▶ Task brief: Every line containing the word "João" needs to be found and copied.

--- Begin Data to use ---

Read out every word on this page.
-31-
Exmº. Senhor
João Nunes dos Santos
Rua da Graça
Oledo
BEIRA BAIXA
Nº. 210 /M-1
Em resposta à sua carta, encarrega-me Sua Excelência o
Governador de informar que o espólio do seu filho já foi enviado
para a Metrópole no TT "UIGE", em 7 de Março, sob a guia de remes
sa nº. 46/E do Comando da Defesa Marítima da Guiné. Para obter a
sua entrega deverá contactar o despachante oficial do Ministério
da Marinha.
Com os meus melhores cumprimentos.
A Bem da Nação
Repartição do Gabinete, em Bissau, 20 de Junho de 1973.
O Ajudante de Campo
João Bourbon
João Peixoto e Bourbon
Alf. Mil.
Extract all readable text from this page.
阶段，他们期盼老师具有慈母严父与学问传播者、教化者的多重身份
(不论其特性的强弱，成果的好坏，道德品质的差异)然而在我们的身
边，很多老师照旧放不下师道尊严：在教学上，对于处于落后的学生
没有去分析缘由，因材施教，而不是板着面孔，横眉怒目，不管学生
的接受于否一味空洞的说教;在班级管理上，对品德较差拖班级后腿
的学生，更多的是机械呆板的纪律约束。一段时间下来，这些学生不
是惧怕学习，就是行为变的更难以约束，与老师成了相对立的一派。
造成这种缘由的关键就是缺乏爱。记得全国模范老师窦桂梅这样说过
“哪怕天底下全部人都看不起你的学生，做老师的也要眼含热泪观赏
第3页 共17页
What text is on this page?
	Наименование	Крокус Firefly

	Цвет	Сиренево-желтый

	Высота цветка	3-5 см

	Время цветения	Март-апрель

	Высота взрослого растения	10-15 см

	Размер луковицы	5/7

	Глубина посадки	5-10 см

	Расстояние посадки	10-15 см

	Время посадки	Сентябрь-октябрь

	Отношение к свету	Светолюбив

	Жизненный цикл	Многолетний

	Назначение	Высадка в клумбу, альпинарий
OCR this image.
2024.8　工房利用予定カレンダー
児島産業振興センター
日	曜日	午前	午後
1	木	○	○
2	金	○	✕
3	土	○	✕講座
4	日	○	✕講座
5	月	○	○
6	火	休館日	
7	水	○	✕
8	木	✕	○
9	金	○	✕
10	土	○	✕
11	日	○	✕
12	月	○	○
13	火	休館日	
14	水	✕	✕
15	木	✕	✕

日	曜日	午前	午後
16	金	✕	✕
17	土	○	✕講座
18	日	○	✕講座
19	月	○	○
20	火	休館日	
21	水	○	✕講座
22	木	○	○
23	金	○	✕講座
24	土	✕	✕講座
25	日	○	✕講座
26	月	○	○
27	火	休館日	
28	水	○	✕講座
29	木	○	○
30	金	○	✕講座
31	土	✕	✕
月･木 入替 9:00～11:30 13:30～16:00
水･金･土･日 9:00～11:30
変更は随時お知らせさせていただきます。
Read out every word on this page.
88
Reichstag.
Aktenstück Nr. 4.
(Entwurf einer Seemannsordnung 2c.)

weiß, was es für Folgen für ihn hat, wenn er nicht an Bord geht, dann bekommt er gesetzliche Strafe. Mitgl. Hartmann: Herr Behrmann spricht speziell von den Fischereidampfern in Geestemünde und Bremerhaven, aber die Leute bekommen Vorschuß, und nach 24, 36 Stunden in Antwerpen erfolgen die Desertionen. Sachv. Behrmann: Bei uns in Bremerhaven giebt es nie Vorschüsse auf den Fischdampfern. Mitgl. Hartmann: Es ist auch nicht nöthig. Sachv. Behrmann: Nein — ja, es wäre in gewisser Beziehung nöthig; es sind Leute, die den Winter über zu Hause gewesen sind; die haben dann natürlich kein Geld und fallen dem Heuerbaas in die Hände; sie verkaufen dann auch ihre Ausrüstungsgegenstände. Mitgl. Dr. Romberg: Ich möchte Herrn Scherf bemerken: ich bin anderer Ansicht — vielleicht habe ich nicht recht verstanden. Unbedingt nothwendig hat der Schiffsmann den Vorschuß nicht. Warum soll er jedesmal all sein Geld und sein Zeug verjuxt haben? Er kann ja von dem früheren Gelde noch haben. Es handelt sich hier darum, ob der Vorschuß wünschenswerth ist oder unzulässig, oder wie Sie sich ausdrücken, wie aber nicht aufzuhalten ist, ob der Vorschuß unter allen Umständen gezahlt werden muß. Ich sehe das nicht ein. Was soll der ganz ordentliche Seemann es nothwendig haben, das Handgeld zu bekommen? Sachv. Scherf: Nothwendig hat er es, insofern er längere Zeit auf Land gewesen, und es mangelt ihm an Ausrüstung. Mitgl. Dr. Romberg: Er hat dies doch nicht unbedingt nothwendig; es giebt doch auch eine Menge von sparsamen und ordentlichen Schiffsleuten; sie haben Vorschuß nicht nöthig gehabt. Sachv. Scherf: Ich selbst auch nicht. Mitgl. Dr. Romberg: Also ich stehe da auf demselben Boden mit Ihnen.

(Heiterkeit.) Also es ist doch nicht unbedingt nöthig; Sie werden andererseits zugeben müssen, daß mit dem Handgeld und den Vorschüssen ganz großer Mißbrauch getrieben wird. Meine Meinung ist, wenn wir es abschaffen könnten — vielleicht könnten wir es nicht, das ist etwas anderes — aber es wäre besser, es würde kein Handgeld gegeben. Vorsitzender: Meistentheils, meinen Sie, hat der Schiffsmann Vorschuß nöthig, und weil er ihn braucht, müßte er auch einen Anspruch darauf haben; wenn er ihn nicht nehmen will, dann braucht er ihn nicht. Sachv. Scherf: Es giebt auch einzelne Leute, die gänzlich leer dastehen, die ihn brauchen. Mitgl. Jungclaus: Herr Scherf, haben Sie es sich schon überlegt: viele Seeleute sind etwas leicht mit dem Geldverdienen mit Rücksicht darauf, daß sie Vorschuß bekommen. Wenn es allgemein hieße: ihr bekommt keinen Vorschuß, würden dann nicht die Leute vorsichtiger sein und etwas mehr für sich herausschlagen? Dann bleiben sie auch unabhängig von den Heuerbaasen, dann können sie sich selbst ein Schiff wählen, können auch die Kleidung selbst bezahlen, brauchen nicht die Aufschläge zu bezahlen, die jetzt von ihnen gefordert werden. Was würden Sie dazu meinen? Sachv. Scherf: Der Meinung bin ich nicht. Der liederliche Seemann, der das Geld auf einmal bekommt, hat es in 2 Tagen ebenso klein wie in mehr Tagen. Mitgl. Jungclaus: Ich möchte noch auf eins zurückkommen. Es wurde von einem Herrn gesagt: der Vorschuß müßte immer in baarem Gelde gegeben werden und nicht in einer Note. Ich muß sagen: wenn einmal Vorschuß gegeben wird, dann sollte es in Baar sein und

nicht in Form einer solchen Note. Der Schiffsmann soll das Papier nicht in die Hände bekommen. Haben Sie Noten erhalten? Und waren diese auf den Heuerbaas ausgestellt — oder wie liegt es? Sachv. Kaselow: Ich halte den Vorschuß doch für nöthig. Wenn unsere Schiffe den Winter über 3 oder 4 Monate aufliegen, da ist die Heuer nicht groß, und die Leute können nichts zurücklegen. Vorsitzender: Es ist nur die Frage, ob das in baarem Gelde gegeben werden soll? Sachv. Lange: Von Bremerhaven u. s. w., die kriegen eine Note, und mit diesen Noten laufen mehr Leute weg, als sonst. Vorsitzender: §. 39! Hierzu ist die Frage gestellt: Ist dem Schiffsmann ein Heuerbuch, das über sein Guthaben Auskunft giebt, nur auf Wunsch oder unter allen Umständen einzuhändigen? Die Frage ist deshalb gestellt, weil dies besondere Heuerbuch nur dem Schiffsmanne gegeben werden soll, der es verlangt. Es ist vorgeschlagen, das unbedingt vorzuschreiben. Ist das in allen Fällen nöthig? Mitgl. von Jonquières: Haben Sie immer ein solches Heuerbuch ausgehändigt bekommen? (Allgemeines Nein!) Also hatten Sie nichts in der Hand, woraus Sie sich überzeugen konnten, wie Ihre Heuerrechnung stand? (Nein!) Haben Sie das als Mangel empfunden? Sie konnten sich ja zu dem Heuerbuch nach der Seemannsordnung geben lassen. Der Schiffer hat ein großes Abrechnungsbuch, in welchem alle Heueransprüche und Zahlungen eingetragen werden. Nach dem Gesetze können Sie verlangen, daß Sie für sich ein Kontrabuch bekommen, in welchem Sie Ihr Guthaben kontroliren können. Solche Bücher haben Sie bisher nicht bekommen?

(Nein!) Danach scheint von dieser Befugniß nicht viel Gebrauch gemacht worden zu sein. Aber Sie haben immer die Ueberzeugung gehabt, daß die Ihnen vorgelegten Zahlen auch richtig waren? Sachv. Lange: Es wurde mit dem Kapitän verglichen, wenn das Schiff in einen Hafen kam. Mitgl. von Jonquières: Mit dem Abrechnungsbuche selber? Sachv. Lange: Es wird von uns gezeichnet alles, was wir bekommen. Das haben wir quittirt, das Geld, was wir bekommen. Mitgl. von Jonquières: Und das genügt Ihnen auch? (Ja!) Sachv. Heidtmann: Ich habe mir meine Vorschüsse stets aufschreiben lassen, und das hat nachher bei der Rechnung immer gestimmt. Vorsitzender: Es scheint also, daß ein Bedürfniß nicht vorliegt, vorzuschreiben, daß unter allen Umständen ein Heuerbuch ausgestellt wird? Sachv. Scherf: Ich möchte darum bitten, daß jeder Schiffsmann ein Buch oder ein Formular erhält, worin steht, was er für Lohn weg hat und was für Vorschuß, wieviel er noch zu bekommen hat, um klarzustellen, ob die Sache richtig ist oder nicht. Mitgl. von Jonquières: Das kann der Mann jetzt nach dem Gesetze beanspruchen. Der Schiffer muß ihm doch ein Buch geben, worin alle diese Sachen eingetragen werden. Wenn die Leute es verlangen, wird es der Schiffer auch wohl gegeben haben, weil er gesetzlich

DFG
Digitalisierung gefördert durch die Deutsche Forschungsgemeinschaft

--- End Data to use ---

▶ Task solution:
João Nunes dos Santos
João Bourbon
João Peixoto e Bourbon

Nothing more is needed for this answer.